> [Do this]:
Output every entry exactly as written, skipping any pictures.

> [Data supplied]:
————————
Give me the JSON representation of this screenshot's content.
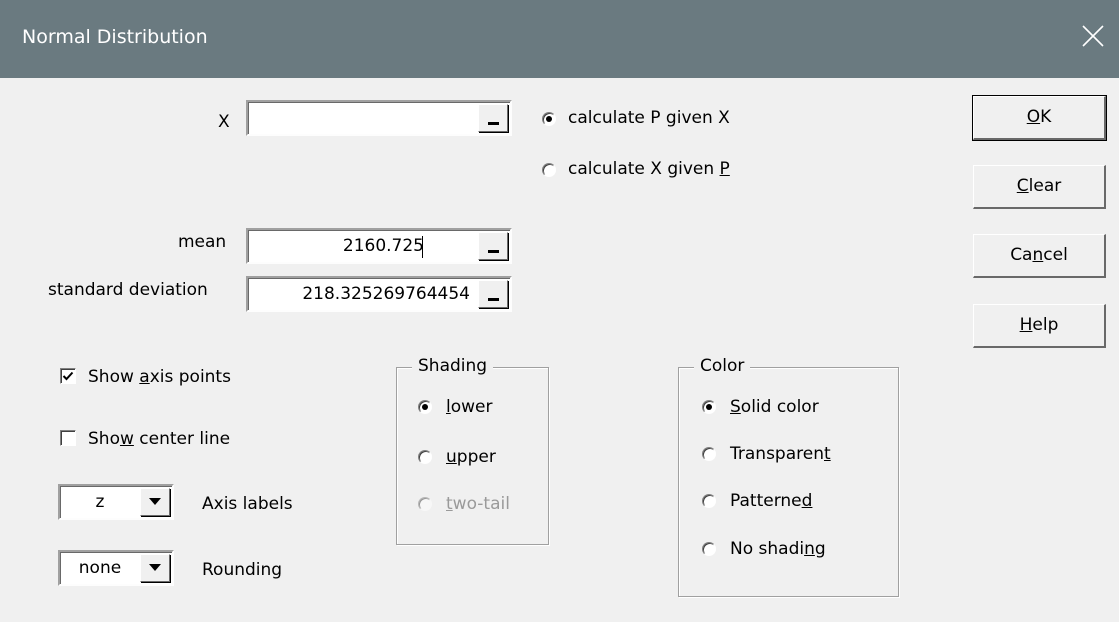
{
  "window": {
    "title": "Normal Distribution"
  },
  "x_field": {
    "label": "X",
    "value": ""
  },
  "calc_mode": {
    "option1": {
      "text": "calculate P given X",
      "selected": true
    },
    "option2": {
      "text_before": "calculate X given ",
      "mnemonic": "P",
      "selected": false
    }
  },
  "mean": {
    "label": "mean",
    "value": "2160.725"
  },
  "std_dev": {
    "label": "standard deviation",
    "value": "218.325269764454"
  },
  "buttons": {
    "ok": {
      "mn": "O",
      "rest": "K"
    },
    "clear": {
      "mn": "C",
      "rest": "lear"
    },
    "cancel": {
      "pre": "Ca",
      "mn": "n",
      "post": "cel"
    },
    "help": {
      "mn": "H",
      "rest": "elp"
    }
  },
  "show_axis_points": {
    "pre": "Show ",
    "mn": "a",
    "post": "xis points",
    "checked": true
  },
  "show_center_line": {
    "pre": "Sho",
    "mn": "w",
    "post": " center line",
    "checked": false
  },
  "axis_labels": {
    "value": "z",
    "label": "Axis labels"
  },
  "rounding": {
    "value": "none",
    "label": "Rounding"
  },
  "shading": {
    "title": "Shading",
    "lower": {
      "mn": "l",
      "rest": "ower",
      "selected": true
    },
    "upper": {
      "mn": "u",
      "rest": "pper",
      "selected": false
    },
    "two_tail": {
      "mn": "t",
      "rest": "wo-tail",
      "selected": false,
      "disabled": true
    }
  },
  "color": {
    "title": "Color",
    "solid": {
      "mn": "S",
      "rest": "olid color",
      "selected": true
    },
    "transparent": {
      "pre": "Transparen",
      "mn": "t",
      "selected": false
    },
    "patterned": {
      "pre": "Patterne",
      "mn": "d",
      "selected": false
    },
    "no_shading": {
      "pre": "No shadi",
      "mn": "n",
      "post": "g",
      "selected": false
    }
  },
  "colors": {
    "titlebar": "#6a7a80",
    "dialog_bg": "#f0f0f0"
  }
}
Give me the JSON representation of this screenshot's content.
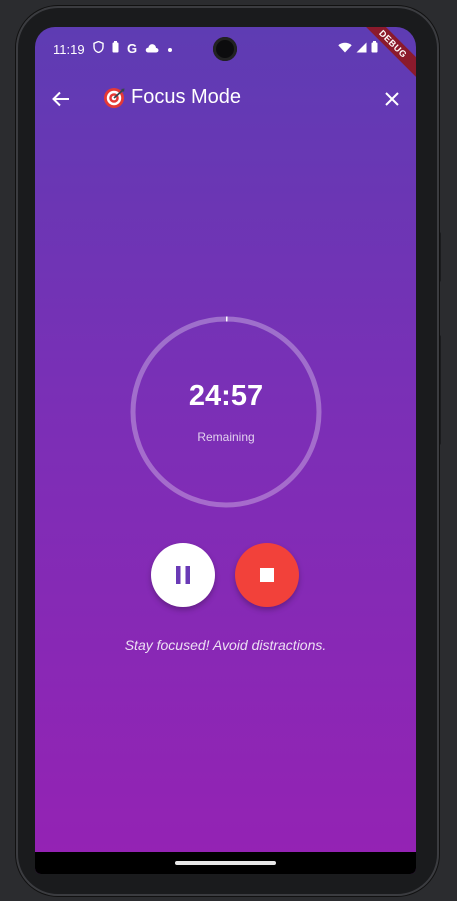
{
  "status_bar": {
    "time": "11:19",
    "left_icons": [
      "shield-icon",
      "battery-saver-icon",
      "google-icon",
      "cloud-icon",
      "dot-icon"
    ],
    "right_icons": [
      "wifi-icon",
      "signal-icon",
      "battery-icon"
    ],
    "debug_label": "DEBUG"
  },
  "app_bar": {
    "back_icon": "arrow-left-icon",
    "title_emoji_icon": "target-icon",
    "title": "Focus Mode",
    "close_icon": "close-icon"
  },
  "timer": {
    "time_remaining": "24:57",
    "label": "Remaining",
    "progress_fraction": 0.002
  },
  "controls": {
    "pause_icon": "pause-icon",
    "stop_icon": "stop-icon"
  },
  "hint_text": "Stay focused! Avoid distractions.",
  "colors": {
    "gradient_top": "#5e3cb3",
    "gradient_bottom": "#9522b4",
    "pause_bg": "#ffffff",
    "pause_icon": "#6a3ab6",
    "stop_bg": "#f2413a",
    "ring_track": "rgba(255,255,255,0.3)",
    "ring_progress": "#ffffff"
  }
}
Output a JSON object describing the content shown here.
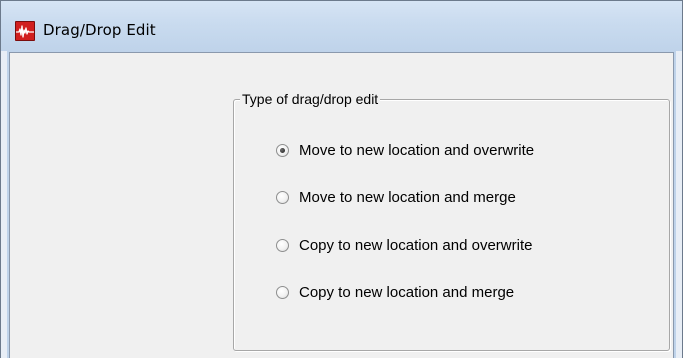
{
  "window": {
    "title": "Drag/Drop Edit",
    "icon": "waveform-app-icon"
  },
  "group": {
    "legend": "Type of drag/drop edit",
    "options": [
      {
        "label": "Move to new location and overwrite",
        "checked": true
      },
      {
        "label": "Move to new location and merge",
        "checked": false
      },
      {
        "label": "Copy to new location and overwrite",
        "checked": false
      },
      {
        "label": "Copy to new location and merge",
        "checked": false
      }
    ]
  },
  "colors": {
    "title_bar": "#c9dbef",
    "client_bg": "#f0f0f0",
    "icon_red": "#d11f1f"
  }
}
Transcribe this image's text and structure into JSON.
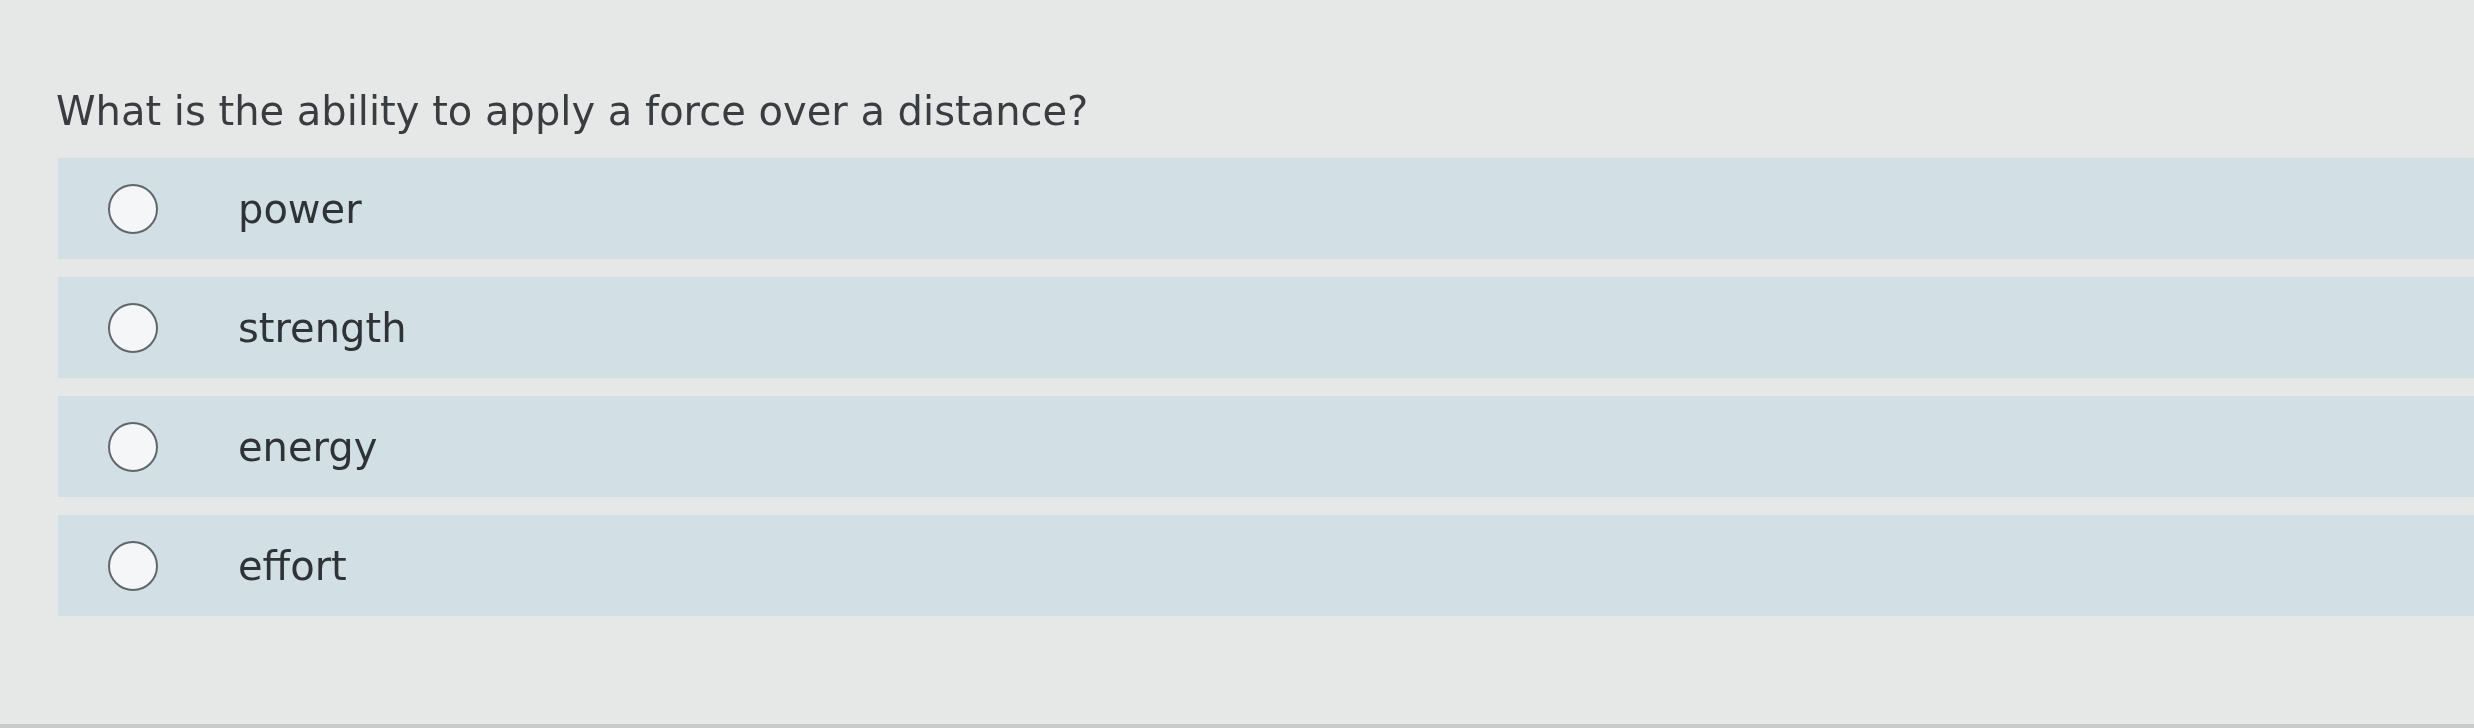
{
  "question": "What is the ability to apply a force over a distance?",
  "options": [
    {
      "label": "power",
      "selected": false
    },
    {
      "label": "strength",
      "selected": false
    },
    {
      "label": "energy",
      "selected": false
    },
    {
      "label": "effort",
      "selected": false
    }
  ]
}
————————
> [Solution for this exercise]:
Give me the JSON representation of this screenshot's content.
{
  "window": {
    "title": "Normal Distribution"
  },
  "x_field": {
    "label": "X",
    "value": ""
  },
  "calc_mode": {
    "option1": {
      "text": "calculate P given X",
      "selected": true
    },
    "option2": {
      "text_before": "calculate X given ",
      "mnemonic": "P",
      "selected": false
    }
  },
  "mean": {
    "label": "mean",
    "value": "2160.725"
  },
  "std_dev": {
    "label": "standard deviation",
    "value": "218.325269764454"
  },
  "buttons": {
    "ok": {
      "mn": "O",
      "rest": "K"
    },
    "clear": {
      "mn": "C",
      "rest": "lear"
    },
    "cancel": {
      "pre": "Ca",
      "mn": "n",
      "post": "cel"
    },
    "help": {
      "mn": "H",
      "rest": "elp"
    }
  },
  "show_axis_points": {
    "pre": "Show ",
    "mn": "a",
    "post": "xis points",
    "checked": true
  },
  "show_center_line": {
    "pre": "Sho",
    "mn": "w",
    "post": " center line",
    "checked": false
  },
  "axis_labels": {
    "value": "z",
    "label": "Axis labels"
  },
  "rounding": {
    "value": "none",
    "label": "Rounding"
  },
  "shading": {
    "title": "Shading",
    "lower": {
      "mn": "l",
      "rest": "ower",
      "selected": true
    },
    "upper": {
      "mn": "u",
      "rest": "pper",
      "selected": false
    },
    "two_tail": {
      "mn": "t",
      "rest": "wo-tail",
      "selected": false,
      "disabled": true
    }
  },
  "color": {
    "title": "Color",
    "solid": {
      "mn": "S",
      "rest": "olid color",
      "selected": true
    },
    "transparent": {
      "pre": "Transparen",
      "mn": "t",
      "selected": false
    },
    "patterned": {
      "pre": "Patterne",
      "mn": "d",
      "selected": false
    },
    "no_shading": {
      "pre": "No shadi",
      "mn": "n",
      "post": "g",
      "selected": false
    }
  },
  "colors": {
    "titlebar": "#6a7a80",
    "dialog_bg": "#f0f0f0"
  }
}
Give me the JSON representation of this screenshot's content.
{
  "status_bar": {
    "time": "11:19",
    "left_icons": [
      "shield-icon",
      "battery-saver-icon",
      "google-icon",
      "cloud-icon",
      "dot-icon"
    ],
    "right_icons": [
      "wifi-icon",
      "signal-icon",
      "battery-icon"
    ],
    "debug_label": "DEBUG"
  },
  "app_bar": {
    "back_icon": "arrow-left-icon",
    "title_emoji_icon": "target-icon",
    "title": "Focus Mode",
    "close_icon": "close-icon"
  },
  "timer": {
    "time_remaining": "24:57",
    "label": "Remaining",
    "progress_fraction": 0.002
  },
  "controls": {
    "pause_icon": "pause-icon",
    "stop_icon": "stop-icon"
  },
  "hint_text": "Stay focused! Avoid distractions.",
  "colors": {
    "gradient_top": "#5e3cb3",
    "gradient_bottom": "#9522b4",
    "pause_bg": "#ffffff",
    "pause_icon": "#6a3ab6",
    "stop_bg": "#f2413a",
    "ring_track": "rgba(255,255,255,0.3)",
    "ring_progress": "#ffffff"
  }
}
Output a JSON object describing the content shown here.
{
  "window": {
    "title": "Drag/Drop Edit",
    "icon": "waveform-app-icon"
  },
  "group": {
    "legend": "Type of drag/drop edit",
    "options": [
      {
        "label": "Move to new location and overwrite",
        "checked": true
      },
      {
        "label": "Move to new location and merge",
        "checked": false
      },
      {
        "label": "Copy to new location and overwrite",
        "checked": false
      },
      {
        "label": "Copy to new location and merge",
        "checked": false
      }
    ]
  },
  "colors": {
    "title_bar": "#c9dbef",
    "client_bg": "#f0f0f0",
    "icon_red": "#d11f1f"
  }
}
Transcribe this image's text and structure into JSON.
{
  "question": "What is the ability to apply a force over a distance?",
  "options": [
    {
      "label": "power",
      "selected": false
    },
    {
      "label": "strength",
      "selected": false
    },
    {
      "label": "energy",
      "selected": false
    },
    {
      "label": "effort",
      "selected": false
    }
  ]
}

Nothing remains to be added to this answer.